### INSTRUCTIONS FOR THE TASK
Which lines have the string "Read"? Copy all of them from the entries below.

### DATA EXCERPTS
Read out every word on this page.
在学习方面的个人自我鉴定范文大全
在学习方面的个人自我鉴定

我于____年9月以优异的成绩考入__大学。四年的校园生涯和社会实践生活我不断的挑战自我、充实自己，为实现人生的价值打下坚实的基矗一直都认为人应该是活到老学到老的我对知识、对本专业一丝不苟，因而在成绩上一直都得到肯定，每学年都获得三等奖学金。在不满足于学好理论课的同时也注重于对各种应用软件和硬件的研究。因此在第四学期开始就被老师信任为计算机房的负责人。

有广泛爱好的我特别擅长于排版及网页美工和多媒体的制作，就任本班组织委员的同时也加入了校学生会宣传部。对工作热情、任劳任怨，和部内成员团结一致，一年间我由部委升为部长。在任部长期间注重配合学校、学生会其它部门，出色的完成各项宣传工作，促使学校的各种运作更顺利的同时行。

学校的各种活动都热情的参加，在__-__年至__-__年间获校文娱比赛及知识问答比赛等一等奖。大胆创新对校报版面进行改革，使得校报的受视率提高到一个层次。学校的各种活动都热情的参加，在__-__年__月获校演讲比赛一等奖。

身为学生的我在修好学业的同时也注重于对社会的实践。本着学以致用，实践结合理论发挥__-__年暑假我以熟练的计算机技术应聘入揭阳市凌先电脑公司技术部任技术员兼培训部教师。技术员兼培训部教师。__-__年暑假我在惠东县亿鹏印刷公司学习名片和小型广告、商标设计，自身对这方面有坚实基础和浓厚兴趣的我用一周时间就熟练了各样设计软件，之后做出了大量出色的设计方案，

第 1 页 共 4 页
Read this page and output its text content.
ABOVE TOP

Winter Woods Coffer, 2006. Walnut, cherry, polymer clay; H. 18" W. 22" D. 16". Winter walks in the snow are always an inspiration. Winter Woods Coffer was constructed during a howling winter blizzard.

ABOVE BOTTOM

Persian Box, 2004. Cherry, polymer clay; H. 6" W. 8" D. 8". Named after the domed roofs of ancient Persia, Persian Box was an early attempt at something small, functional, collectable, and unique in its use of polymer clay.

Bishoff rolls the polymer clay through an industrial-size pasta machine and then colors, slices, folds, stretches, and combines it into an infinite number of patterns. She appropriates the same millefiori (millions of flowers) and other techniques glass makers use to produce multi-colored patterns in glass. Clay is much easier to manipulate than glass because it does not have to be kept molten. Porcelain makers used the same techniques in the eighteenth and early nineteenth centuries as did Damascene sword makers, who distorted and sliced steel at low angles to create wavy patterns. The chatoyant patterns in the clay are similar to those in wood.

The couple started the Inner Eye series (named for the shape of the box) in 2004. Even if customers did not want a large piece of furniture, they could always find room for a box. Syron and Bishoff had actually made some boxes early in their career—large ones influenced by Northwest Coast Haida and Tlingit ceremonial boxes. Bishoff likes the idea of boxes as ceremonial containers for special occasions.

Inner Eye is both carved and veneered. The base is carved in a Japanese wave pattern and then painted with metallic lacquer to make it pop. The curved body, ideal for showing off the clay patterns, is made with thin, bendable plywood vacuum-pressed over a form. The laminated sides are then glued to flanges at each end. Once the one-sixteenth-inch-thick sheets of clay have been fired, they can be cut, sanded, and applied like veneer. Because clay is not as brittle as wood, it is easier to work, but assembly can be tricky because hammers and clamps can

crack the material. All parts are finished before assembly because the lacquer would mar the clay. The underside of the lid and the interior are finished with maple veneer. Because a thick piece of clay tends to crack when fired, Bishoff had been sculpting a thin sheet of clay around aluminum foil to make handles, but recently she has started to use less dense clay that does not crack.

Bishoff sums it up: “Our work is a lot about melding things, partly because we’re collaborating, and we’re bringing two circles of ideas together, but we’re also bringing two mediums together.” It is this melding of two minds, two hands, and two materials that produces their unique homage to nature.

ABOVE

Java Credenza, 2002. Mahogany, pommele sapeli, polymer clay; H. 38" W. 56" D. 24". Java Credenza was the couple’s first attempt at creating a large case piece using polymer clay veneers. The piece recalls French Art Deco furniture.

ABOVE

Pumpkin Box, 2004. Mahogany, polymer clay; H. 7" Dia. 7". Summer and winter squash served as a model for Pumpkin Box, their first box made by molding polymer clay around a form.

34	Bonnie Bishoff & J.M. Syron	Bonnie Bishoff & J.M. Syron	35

### SOLUTION FOR THIS TASK
Read out every word on this page.
Read this page and output its text content.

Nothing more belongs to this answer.